Figure data in JSON
========================================================================

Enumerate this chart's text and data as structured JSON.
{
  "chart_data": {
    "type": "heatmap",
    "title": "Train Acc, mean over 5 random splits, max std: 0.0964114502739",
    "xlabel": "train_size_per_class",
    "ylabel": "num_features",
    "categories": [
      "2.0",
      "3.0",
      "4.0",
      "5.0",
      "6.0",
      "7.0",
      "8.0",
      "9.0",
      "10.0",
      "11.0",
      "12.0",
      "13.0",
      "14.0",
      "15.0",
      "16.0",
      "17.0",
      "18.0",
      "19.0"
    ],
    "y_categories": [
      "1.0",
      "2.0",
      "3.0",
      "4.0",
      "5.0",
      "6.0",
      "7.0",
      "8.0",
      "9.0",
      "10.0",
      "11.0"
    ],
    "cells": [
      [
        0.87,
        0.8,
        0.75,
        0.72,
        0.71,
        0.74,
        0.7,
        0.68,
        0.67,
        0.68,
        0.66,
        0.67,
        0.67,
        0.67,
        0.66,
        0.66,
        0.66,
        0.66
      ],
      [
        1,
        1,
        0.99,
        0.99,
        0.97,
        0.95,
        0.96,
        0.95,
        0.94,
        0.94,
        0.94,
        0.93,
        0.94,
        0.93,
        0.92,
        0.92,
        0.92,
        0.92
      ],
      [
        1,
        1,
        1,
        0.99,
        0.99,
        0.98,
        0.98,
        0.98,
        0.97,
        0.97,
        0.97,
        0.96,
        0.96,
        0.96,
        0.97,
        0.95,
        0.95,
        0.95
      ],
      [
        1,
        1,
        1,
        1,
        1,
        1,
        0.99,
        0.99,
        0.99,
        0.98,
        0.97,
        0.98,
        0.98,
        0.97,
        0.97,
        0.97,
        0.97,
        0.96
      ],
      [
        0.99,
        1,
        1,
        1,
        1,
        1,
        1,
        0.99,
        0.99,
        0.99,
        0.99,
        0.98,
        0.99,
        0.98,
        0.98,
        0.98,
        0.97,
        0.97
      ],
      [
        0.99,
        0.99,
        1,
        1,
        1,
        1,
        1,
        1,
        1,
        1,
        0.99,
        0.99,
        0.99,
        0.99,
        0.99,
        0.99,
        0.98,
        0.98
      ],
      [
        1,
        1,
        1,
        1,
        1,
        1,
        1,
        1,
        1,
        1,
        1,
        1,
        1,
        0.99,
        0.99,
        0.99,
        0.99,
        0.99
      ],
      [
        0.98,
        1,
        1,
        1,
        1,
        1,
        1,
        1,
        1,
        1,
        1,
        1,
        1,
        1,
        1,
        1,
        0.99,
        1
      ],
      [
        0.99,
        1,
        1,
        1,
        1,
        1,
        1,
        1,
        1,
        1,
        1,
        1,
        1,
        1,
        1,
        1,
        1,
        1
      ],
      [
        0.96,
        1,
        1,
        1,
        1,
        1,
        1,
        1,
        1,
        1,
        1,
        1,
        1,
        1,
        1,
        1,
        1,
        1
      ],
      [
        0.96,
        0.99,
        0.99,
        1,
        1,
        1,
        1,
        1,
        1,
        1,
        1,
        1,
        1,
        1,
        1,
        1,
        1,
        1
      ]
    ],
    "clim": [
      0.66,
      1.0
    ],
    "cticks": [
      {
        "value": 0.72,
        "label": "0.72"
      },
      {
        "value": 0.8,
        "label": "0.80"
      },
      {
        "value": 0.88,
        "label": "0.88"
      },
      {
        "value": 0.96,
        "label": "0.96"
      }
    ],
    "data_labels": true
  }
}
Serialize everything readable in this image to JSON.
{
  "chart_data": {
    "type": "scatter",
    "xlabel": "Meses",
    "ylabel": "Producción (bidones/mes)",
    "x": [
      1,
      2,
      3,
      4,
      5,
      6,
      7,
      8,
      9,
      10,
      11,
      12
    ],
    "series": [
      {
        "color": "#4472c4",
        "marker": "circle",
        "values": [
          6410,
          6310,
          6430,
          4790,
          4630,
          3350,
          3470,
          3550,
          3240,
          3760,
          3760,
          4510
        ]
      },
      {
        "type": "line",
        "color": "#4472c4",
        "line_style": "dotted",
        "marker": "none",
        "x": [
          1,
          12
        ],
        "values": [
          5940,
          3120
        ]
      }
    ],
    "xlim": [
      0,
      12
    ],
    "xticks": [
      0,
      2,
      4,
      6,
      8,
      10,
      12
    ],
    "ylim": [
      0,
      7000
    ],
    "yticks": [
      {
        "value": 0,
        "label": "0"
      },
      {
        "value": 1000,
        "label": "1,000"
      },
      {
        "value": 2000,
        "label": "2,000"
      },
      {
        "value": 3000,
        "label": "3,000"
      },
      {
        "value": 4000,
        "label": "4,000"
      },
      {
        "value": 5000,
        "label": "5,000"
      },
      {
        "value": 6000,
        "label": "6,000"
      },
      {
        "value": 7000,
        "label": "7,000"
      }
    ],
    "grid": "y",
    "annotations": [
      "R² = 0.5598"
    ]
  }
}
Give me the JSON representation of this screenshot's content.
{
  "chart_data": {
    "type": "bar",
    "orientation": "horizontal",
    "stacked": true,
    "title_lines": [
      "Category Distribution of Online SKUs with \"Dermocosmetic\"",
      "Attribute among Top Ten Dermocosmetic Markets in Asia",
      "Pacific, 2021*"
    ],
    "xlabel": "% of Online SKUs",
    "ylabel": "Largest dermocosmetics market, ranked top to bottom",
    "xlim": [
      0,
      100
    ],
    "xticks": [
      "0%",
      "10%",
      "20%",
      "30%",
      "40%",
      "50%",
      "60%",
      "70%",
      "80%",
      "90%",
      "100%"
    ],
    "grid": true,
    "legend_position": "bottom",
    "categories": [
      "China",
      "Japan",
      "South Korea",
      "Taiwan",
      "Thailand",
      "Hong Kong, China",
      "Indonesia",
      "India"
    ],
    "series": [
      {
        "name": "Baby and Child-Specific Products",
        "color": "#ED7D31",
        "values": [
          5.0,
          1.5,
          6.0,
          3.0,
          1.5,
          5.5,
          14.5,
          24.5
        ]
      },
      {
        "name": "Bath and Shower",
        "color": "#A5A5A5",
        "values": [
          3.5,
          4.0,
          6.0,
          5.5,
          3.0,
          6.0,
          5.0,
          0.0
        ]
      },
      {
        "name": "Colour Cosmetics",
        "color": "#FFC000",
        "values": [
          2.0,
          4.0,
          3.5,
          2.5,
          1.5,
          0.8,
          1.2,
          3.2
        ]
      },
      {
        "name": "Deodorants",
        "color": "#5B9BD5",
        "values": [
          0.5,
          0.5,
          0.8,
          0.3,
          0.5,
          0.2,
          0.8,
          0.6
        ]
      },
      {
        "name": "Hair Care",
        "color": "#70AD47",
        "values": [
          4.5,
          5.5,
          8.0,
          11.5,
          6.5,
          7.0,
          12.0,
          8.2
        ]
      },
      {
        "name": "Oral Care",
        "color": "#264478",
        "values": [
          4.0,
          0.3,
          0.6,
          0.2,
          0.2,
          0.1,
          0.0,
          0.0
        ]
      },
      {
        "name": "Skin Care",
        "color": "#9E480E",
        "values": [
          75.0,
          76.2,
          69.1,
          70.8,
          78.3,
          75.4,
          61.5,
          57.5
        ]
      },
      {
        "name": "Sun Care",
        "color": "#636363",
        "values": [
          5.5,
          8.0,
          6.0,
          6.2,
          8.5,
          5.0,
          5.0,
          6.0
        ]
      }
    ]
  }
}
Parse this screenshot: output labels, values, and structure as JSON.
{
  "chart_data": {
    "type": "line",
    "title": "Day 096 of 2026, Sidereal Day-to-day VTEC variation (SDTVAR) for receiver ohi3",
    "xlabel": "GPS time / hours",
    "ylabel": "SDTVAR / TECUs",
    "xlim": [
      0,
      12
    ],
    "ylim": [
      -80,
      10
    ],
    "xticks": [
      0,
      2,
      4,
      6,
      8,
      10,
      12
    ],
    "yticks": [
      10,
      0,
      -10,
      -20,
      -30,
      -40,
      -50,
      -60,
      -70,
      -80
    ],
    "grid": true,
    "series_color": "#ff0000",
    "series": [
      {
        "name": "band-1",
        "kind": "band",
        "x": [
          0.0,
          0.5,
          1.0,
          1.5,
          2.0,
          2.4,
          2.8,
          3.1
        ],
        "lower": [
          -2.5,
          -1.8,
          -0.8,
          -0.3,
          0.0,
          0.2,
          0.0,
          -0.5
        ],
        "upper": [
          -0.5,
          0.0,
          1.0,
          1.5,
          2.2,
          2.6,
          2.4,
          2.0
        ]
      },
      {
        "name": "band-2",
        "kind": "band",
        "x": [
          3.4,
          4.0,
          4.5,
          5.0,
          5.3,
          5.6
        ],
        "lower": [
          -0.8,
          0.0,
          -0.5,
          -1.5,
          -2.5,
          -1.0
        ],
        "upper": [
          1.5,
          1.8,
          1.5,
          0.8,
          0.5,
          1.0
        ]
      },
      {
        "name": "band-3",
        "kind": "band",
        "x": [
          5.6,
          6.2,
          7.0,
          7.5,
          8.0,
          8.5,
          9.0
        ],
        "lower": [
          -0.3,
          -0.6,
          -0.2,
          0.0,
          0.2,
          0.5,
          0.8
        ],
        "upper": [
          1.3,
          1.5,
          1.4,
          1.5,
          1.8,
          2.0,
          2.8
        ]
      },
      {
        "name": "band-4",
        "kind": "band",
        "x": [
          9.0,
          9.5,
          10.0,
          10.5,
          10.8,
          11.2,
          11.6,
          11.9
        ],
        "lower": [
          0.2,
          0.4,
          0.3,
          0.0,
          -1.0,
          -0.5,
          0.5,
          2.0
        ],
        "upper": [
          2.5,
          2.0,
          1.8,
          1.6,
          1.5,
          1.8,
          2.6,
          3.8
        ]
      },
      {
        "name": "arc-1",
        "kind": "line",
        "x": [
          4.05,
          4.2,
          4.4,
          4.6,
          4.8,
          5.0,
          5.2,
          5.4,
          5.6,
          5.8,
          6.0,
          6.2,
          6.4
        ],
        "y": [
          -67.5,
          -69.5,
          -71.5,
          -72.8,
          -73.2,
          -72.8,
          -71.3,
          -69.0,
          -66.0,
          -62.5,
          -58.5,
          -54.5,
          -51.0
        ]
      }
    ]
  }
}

========================================================================

• AIM: Using the listing, collect all lines in which the string "ylabel" is found.

• EXERCISE RESPONSE:
    "ylabel": "num_features",
    "ylabel": "Producción (bidones/mes)",
    "ylabel": "Largest dermocosmetics market, ranked top to bottom",
    "ylabel": "SDTVAR / TECUs",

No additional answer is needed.